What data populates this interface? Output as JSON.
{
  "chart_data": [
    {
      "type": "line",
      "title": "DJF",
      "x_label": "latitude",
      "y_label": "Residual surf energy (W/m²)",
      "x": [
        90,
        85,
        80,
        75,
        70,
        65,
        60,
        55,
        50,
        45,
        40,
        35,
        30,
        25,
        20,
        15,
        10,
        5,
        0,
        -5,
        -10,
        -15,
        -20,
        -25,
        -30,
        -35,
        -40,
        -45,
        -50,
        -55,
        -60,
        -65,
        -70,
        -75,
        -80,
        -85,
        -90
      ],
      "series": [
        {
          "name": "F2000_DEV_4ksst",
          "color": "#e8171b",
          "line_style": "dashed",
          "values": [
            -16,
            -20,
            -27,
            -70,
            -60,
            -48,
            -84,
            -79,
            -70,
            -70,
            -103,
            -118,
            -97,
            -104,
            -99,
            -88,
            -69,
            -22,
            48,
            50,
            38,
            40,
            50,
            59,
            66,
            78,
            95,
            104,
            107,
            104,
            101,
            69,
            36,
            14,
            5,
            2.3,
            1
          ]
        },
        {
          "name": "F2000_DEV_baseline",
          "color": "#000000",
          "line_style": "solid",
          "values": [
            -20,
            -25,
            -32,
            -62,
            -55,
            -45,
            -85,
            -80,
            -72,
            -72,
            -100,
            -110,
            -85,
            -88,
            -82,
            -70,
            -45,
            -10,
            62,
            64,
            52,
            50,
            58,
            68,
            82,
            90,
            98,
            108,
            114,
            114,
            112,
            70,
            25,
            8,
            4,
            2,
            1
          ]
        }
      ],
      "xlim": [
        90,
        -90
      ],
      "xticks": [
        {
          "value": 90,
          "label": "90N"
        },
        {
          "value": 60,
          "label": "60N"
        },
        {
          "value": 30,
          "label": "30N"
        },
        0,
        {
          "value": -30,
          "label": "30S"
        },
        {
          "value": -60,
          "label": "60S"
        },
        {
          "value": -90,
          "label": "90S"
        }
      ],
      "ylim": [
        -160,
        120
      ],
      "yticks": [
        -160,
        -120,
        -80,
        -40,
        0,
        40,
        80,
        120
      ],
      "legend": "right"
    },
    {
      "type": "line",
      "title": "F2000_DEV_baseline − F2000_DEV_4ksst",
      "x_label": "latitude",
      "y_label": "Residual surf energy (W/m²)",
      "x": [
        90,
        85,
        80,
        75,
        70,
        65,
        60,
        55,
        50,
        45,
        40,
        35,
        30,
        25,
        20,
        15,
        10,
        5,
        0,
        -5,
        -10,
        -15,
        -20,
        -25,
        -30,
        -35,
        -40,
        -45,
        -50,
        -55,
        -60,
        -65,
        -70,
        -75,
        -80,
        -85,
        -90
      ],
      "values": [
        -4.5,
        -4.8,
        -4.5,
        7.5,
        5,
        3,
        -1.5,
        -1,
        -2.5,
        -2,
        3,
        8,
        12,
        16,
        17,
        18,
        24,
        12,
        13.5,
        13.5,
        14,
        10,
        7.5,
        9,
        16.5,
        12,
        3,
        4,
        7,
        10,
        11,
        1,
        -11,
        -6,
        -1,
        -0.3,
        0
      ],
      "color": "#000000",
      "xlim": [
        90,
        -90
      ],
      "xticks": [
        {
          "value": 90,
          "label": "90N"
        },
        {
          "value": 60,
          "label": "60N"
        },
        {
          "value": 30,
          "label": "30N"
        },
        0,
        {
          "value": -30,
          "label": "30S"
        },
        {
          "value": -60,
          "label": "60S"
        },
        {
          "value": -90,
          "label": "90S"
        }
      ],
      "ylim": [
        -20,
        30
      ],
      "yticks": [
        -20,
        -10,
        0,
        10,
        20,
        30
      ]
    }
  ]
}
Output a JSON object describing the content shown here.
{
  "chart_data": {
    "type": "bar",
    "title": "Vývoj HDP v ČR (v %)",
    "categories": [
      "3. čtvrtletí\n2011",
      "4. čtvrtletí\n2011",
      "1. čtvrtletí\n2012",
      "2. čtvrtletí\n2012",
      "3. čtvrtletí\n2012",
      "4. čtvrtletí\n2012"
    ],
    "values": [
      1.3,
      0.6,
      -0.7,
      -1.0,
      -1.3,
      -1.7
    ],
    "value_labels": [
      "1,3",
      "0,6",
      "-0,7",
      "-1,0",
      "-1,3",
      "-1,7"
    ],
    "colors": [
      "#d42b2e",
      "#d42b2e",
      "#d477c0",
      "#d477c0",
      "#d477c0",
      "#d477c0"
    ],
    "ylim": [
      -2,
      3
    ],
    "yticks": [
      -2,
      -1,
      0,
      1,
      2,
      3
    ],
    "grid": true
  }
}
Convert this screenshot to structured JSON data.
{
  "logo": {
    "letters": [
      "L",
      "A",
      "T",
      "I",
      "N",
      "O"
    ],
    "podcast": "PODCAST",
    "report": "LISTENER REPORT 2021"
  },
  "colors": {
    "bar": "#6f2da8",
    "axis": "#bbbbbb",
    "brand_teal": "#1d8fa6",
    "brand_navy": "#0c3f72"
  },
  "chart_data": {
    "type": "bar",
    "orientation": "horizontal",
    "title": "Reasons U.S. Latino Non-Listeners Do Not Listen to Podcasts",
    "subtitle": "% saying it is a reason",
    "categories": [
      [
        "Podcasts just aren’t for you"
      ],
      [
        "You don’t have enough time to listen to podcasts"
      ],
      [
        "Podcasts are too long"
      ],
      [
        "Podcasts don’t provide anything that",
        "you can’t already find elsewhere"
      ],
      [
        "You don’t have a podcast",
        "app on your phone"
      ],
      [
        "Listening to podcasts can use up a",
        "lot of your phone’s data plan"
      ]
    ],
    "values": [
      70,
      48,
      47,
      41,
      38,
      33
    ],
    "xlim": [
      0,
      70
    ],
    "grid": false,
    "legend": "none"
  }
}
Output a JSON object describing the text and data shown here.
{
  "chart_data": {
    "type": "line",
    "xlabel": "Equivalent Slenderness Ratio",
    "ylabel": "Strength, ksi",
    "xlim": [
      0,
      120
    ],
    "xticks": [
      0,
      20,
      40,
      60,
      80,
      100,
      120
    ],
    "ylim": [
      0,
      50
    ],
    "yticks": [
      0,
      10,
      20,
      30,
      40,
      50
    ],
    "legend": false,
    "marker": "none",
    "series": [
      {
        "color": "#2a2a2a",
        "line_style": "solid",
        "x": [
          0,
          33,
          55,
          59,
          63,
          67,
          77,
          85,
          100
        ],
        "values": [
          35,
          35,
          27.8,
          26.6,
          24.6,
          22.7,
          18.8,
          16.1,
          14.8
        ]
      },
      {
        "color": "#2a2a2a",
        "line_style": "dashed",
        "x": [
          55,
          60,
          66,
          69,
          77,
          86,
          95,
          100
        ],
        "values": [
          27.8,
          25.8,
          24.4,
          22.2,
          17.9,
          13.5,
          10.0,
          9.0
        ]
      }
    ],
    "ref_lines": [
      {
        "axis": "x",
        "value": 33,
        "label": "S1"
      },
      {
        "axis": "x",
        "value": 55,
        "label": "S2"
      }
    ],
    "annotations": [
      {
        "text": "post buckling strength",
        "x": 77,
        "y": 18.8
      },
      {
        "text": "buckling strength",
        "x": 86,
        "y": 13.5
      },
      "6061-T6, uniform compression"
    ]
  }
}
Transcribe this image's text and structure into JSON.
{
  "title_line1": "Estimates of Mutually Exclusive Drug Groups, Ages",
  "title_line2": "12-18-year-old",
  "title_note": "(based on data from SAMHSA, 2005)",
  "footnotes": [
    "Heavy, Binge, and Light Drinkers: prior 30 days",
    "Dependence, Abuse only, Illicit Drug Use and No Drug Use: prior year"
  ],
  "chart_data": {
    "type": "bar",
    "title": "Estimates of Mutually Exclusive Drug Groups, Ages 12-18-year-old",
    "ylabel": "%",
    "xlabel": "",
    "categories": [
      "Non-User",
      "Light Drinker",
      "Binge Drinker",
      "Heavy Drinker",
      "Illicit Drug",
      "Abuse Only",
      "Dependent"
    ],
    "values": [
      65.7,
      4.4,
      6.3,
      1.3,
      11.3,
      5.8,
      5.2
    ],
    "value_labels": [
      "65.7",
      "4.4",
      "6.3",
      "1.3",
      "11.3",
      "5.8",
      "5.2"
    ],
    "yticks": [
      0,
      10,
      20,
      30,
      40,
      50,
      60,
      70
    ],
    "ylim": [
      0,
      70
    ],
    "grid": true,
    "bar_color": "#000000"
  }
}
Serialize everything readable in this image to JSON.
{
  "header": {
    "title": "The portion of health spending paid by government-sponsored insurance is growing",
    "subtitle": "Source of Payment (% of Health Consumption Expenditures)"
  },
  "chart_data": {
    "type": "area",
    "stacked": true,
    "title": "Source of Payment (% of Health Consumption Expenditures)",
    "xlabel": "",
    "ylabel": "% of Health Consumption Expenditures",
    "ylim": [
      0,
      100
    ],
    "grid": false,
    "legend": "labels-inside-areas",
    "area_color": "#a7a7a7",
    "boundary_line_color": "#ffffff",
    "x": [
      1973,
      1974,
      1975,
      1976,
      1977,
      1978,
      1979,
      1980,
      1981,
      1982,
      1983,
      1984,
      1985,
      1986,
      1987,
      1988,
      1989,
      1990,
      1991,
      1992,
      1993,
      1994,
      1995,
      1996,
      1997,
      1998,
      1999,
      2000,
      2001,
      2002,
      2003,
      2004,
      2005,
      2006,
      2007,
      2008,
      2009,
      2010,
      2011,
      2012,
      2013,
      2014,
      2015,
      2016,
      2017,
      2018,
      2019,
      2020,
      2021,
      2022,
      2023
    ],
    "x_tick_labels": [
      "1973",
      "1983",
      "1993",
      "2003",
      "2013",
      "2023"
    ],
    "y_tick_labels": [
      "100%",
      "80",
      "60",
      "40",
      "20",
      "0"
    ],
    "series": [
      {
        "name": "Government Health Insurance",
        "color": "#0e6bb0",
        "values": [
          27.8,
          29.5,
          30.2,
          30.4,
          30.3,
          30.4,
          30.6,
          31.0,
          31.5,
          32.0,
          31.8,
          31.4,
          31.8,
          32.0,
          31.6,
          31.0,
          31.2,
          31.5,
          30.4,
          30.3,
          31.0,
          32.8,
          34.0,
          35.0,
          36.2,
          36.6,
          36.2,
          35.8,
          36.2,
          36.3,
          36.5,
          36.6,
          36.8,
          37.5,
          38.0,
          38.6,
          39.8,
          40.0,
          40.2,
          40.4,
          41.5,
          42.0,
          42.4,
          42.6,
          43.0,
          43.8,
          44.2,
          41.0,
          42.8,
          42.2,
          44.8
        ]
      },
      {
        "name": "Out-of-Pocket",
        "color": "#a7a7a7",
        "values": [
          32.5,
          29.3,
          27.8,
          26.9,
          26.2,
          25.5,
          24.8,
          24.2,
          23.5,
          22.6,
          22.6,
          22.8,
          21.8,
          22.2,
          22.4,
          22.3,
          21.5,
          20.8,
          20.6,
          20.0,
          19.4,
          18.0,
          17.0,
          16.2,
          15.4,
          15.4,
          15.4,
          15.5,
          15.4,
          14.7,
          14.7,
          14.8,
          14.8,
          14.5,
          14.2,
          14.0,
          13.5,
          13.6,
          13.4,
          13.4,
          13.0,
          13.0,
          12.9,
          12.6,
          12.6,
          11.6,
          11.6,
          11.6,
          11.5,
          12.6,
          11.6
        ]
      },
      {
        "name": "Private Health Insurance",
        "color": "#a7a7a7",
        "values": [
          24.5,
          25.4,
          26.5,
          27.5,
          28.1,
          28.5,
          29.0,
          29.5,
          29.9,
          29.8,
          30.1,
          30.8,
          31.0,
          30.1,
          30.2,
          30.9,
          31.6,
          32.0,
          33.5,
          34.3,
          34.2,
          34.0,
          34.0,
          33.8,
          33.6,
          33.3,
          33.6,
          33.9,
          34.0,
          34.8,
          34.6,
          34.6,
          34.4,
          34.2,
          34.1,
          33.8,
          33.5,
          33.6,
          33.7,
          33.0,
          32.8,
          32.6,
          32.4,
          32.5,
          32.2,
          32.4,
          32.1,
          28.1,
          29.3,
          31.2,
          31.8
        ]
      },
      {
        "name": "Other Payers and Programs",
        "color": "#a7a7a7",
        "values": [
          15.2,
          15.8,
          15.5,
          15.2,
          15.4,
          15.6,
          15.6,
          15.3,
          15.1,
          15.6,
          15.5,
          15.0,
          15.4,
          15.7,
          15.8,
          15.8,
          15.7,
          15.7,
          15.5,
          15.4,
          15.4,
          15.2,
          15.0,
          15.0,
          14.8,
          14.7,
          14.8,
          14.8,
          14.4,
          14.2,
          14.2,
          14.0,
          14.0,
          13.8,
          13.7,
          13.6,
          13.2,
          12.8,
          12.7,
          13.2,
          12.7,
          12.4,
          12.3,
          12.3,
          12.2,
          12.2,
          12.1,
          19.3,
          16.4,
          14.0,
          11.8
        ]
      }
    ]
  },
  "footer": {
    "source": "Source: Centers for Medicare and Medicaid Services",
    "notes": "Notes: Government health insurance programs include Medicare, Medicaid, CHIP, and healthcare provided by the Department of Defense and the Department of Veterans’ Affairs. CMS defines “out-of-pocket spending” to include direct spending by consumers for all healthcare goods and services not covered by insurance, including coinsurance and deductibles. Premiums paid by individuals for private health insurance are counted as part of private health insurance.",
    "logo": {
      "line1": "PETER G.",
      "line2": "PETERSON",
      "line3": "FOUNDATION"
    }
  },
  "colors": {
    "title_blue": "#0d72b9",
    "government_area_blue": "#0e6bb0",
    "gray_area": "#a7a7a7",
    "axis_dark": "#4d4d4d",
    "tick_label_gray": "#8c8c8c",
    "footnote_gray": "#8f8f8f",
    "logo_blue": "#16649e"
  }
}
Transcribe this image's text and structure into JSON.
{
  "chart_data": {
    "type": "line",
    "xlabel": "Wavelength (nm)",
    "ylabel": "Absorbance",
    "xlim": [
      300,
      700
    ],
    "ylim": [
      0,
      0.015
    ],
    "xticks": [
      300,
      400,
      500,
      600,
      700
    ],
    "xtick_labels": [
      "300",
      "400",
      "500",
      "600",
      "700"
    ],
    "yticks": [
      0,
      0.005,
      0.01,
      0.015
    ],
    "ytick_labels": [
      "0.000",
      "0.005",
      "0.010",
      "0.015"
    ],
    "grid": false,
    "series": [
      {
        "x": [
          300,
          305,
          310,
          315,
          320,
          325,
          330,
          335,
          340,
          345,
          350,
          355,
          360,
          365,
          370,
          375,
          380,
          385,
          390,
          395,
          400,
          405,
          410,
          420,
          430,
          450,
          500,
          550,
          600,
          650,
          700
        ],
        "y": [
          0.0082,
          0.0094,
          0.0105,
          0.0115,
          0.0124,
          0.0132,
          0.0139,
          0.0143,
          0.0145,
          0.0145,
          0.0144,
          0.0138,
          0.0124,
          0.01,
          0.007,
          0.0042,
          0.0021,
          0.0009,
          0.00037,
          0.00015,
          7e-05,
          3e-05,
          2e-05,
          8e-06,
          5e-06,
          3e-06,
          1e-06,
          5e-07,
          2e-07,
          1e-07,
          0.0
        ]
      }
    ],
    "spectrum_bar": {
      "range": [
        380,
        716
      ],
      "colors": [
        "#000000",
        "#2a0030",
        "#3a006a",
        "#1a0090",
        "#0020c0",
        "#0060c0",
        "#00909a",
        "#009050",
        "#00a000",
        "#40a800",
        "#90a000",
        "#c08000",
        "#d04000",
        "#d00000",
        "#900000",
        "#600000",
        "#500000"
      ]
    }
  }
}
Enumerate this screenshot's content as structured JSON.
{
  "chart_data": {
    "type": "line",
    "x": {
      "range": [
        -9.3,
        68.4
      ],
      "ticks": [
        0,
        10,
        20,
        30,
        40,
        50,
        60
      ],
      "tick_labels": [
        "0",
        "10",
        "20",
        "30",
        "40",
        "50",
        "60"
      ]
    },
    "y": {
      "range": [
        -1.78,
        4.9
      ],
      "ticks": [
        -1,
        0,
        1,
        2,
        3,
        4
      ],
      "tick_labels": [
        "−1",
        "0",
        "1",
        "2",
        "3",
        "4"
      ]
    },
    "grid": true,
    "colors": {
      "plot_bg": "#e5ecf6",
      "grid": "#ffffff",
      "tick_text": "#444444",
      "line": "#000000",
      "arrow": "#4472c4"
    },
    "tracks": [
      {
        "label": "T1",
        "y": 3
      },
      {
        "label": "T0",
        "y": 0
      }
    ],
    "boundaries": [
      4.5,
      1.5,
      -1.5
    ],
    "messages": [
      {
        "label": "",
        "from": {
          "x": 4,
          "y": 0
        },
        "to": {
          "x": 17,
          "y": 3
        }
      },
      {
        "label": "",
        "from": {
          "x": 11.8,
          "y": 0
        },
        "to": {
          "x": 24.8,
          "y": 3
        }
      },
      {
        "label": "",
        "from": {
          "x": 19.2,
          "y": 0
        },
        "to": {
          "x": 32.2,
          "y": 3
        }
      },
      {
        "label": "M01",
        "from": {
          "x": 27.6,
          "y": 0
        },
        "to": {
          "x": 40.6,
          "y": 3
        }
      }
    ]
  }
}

__What the task asks__: Pull out the lines above in which the word "name" appears.

__Answer in full__:
          "name": "F2000_DEV_4ksst",
          "name": "F2000_DEV_baseline",
        "name": "Government Health Insurance",
        "name": "Out-of-Pocket",
        "name": "Private Health Insurance",
        "name": "Other Payers and Programs",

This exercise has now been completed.